- STATED EXERCISE: Write out the whole listing again, exactly.

- GIVEN RECORDS:
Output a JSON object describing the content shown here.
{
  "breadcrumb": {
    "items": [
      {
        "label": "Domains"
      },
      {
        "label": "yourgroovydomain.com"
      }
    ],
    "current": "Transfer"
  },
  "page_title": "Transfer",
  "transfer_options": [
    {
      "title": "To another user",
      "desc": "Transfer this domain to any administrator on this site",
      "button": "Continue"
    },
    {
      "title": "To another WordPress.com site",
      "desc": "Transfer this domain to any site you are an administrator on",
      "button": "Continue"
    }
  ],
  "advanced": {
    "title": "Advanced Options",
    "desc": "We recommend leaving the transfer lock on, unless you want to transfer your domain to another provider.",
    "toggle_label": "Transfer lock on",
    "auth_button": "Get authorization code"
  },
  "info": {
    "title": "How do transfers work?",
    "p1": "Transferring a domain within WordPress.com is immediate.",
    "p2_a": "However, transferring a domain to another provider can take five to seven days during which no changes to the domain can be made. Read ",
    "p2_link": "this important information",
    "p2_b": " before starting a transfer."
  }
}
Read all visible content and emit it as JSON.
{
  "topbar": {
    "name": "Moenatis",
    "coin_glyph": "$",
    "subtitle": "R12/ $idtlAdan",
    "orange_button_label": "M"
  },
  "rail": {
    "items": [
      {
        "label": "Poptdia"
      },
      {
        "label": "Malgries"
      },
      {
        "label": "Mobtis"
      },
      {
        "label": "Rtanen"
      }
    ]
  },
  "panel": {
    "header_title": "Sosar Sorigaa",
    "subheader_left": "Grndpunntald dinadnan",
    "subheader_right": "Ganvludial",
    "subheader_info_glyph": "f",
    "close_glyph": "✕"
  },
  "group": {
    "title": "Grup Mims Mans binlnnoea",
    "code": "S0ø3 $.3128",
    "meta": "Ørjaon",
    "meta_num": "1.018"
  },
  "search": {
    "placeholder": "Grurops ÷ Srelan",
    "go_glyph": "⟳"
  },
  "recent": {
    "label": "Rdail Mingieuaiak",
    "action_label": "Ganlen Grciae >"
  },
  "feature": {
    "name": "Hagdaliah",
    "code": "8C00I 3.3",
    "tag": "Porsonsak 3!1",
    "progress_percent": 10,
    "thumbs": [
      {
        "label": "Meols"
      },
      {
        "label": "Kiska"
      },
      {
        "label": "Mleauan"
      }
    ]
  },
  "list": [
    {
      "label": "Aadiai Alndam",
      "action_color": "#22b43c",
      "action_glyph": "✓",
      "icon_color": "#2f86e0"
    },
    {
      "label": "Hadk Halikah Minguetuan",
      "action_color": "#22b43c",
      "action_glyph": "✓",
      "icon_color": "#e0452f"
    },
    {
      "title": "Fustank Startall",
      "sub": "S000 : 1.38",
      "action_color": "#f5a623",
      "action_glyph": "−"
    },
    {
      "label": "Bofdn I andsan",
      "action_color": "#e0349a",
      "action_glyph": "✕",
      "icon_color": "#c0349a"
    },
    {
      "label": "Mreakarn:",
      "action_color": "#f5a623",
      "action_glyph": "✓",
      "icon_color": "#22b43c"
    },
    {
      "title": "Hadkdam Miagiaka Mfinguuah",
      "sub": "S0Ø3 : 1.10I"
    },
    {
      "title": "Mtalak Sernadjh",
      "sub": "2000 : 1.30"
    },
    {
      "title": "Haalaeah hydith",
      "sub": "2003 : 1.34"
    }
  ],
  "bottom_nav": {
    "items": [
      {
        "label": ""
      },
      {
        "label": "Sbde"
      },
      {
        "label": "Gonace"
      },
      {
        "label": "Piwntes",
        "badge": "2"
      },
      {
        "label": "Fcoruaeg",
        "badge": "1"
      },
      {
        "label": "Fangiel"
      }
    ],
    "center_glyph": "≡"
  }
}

- SOLUTION TO THE EXERCISE:
Output a JSON object describing the content shown here.
{
  "breadcrumb": {
    "items": [
      {
        "label": "Domains"
      },
      {
        "label": "yourgroovydomain.com"
      }
    ],
    "current": "Transfer"
  },
  "page_title": "Transfer",
  "transfer_options": [
    {
      "title": "To another user",
      "desc": "Transfer this domain to any administrator on this site",
      "button": "Continue"
    },
    {
      "title": "To another WordPress.com site",
      "desc": "Transfer this domain to any site you are an administrator on",
      "button": "Continue"
    }
  ],
  "advanced": {
    "title": "Advanced Options",
    "desc": "We recommend leaving the transfer lock on, unless you want to transfer your domain to another provider.",
    "toggle_label": "Transfer lock on",
    "auth_button": "Get authorization code"
  },
  "info": {
    "title": "How do transfers work?",
    "p1": "Transferring a domain within WordPress.com is immediate.",
    "p2_a": "However, transferring a domain to another provider can take five to seven days during which no changes to the domain can be made. Read ",
    "p2_link": "this important information",
    "p2_b": " before starting a transfer."
  }
}
Read all visible content and emit it as JSON.
{
  "topbar": {
    "name": "Moenatis",
    "coin_glyph": "$",
    "subtitle": "R12/ $idtlAdan",
    "orange_button_label": "M"
  },
  "rail": {
    "items": [
      {
        "label": "Poptdia"
      },
      {
        "label": "Malgries"
      },
      {
        "label": "Mobtis"
      },
      {
        "label": "Rtanen"
      }
    ]
  },
  "panel": {
    "header_title": "Sosar Sorigaa",
    "subheader_left": "Grndpunntald dinadnan",
    "subheader_right": "Ganvludial",
    "subheader_info_glyph": "f",
    "close_glyph": "✕"
  },
  "group": {
    "title": "Grup Mims Mans binlnnoea",
    "code": "S0ø3 $.3128",
    "meta": "Ørjaon",
    "meta_num": "1.018"
  },
  "search": {
    "placeholder": "Grurops ÷ Srelan",
    "go_glyph": "⟳"
  },
  "recent": {
    "label": "Rdail Mingieuaiak",
    "action_label": "Ganlen Grciae >"
  },
  "feature": {
    "name": "Hagdaliah",
    "code": "8C00I 3.3",
    "tag": "Porsonsak 3!1",
    "progress_percent": 10,
    "thumbs": [
      {
        "label": "Meols"
      },
      {
        "label": "Kiska"
      },
      {
        "label": "Mleauan"
      }
    ]
  },
  "list": [
    {
      "label": "Aadiai Alndam",
      "action_color": "#22b43c",
      "action_glyph": "✓",
      "icon_color": "#2f86e0"
    },
    {
      "label": "Hadk Halikah Minguetuan",
      "action_color": "#22b43c",
      "action_glyph": "✓",
      "icon_color": "#e0452f"
    },
    {
      "title": "Fustank Startall",
      "sub": "S000 : 1.38",
      "action_color": "#f5a623",
      "action_glyph": "−"
    },
    {
      "label": "Bofdn I andsan",
      "action_color": "#e0349a",
      "action_glyph": "✕",
      "icon_color": "#c0349a"
    },
    {
      "label": "Mreakarn:",
      "action_color": "#f5a623",
      "action_glyph": "✓",
      "icon_color": "#22b43c"
    },
    {
      "title": "Hadkdam Miagiaka Mfinguuah",
      "sub": "S0Ø3 : 1.10I"
    },
    {
      "title": "Mtalak Sernadjh",
      "sub": "2000 : 1.30"
    },
    {
      "title": "Haalaeah hydith",
      "sub": "2003 : 1.34"
    }
  ],
  "bottom_nav": {
    "items": [
      {
        "label": ""
      },
      {
        "label": "Sbde"
      },
      {
        "label": "Gonace"
      },
      {
        "label": "Piwntes",
        "badge": "2"
      },
      {
        "label": "Fcoruaeg",
        "badge": "1"
      },
      {
        "label": "Fangiel"
      }
    ],
    "center_glyph": "≡"
  }
}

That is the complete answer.